Texte de la page:
..............................

1. Les reproches adressés au Monde

Jérôme Valluy : Je reproche tout d’abord au Monde une très faible couverture du mouvement des enseignants-chercheurs, depuis le début. A tel point qu’elle nous parait occulter l’ampleur sans précédent et l’unanimisme - de la droite à la gauche - de cette mobilisation inédite.

Nous reprochons surtout au journal d’avoir réduit nos arguments à une simple grogne, une fronde. Il réduit sans arrêt nos positions à du ridicule. Il fait des enseignants-chercheurs un acteur irrationnel, en nous parlant seulement de buzz, de rumeurs, d’inquiétudes, de stress… Alors qu’il relatait les mesures du gouvernement de manière tout à fait rationnelle.

Ce n’est pas juste un problème de mots mal choisis, nous avons vraiment été décrits comme un peuple de demeurés, alors que nous avons produit, tout au long du mouvement, des argumentations très détaillées. Le Monde a fait l’économie d’une investigation dans le milieu des enseignants-chercheurs. Nous sentons une réelle baisse de la compétence journalistique.

Il y a une méconnaissance totale du milieu universitaire. C’est une véritable interrogation de savoir comment nous sommes arrivés à un tel découplage. La petite phrase de Laurent Greilsamer [directeur adjoint du journal] l’illustre parfaitement lorsqu’il affirme qu’en tout cas, les enseignants-chercheurs « sont des gens qui ont visiblement beaucoup de temps », pour critiquer le Monde en l’occurrence. Cette phrase méprisante est insupportable,  surtout pour la jeune génération, les quadragénaires, qui ont été recrutés à bac + 15 dans des conditions difficiles. Je n’ai pas de chef et pourtant, je travaille 60 heures par semaine !

Luc Cédelle : Les reproches sont arrivés très vite et sous une forme quasi-irrecevable. Au lieu de constater des désaccords, c’était tout de suite « vous faites de la désinformation », vous êtes « indignes de votre profession ». Conclusion : « je n’achèterai plus jamais le Monde ». Cette virulence ne met pas d’emblée dans de bonnes conditions pour discuter.

..............................

Vos consignes:
(1) D'après le texte, pourquoi Luc Cédelle estime-t-il que la discussion partait dans de mauvaises conditions ?
(2) Recopiez, s'il vous plaît, tout le passage du texte depuis « Ce n’est pas » jusqu'à « la compétence journalistique. ».

Données fournies:
..............................

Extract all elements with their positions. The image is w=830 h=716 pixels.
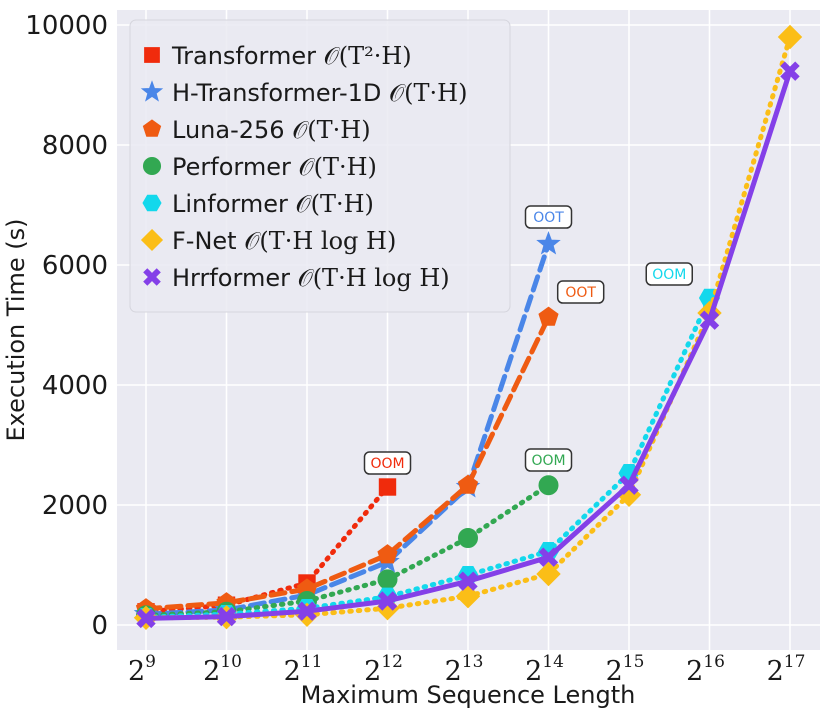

..............................

Réponses aux exercices:
(1) Les reproches sont arrivés très vite et sous une forme presque irrecevable. Au lieu de constater des désaccords, on accusait tout de suite les journalistes de faire de la désinformation et d'être indignes de leur profession, jusqu'à annoncer ne plus jamais acheter le Monde. Selon lui, cette virulence ne met pas d'emblée dans de bonnes conditions pour discuter.

(2)
Ce n’est pas juste un problème de mots mal choisis, nous avons vraiment été décrits comme un peuple de demeurés, alors que nous avons produit, tout au long du mouvement, des argumentations très détaillées. Le Monde a fait l’économie d’une investigation dans le milieu des enseignants-chercheurs. Nous sentons une réelle baisse de la compétence journalistique.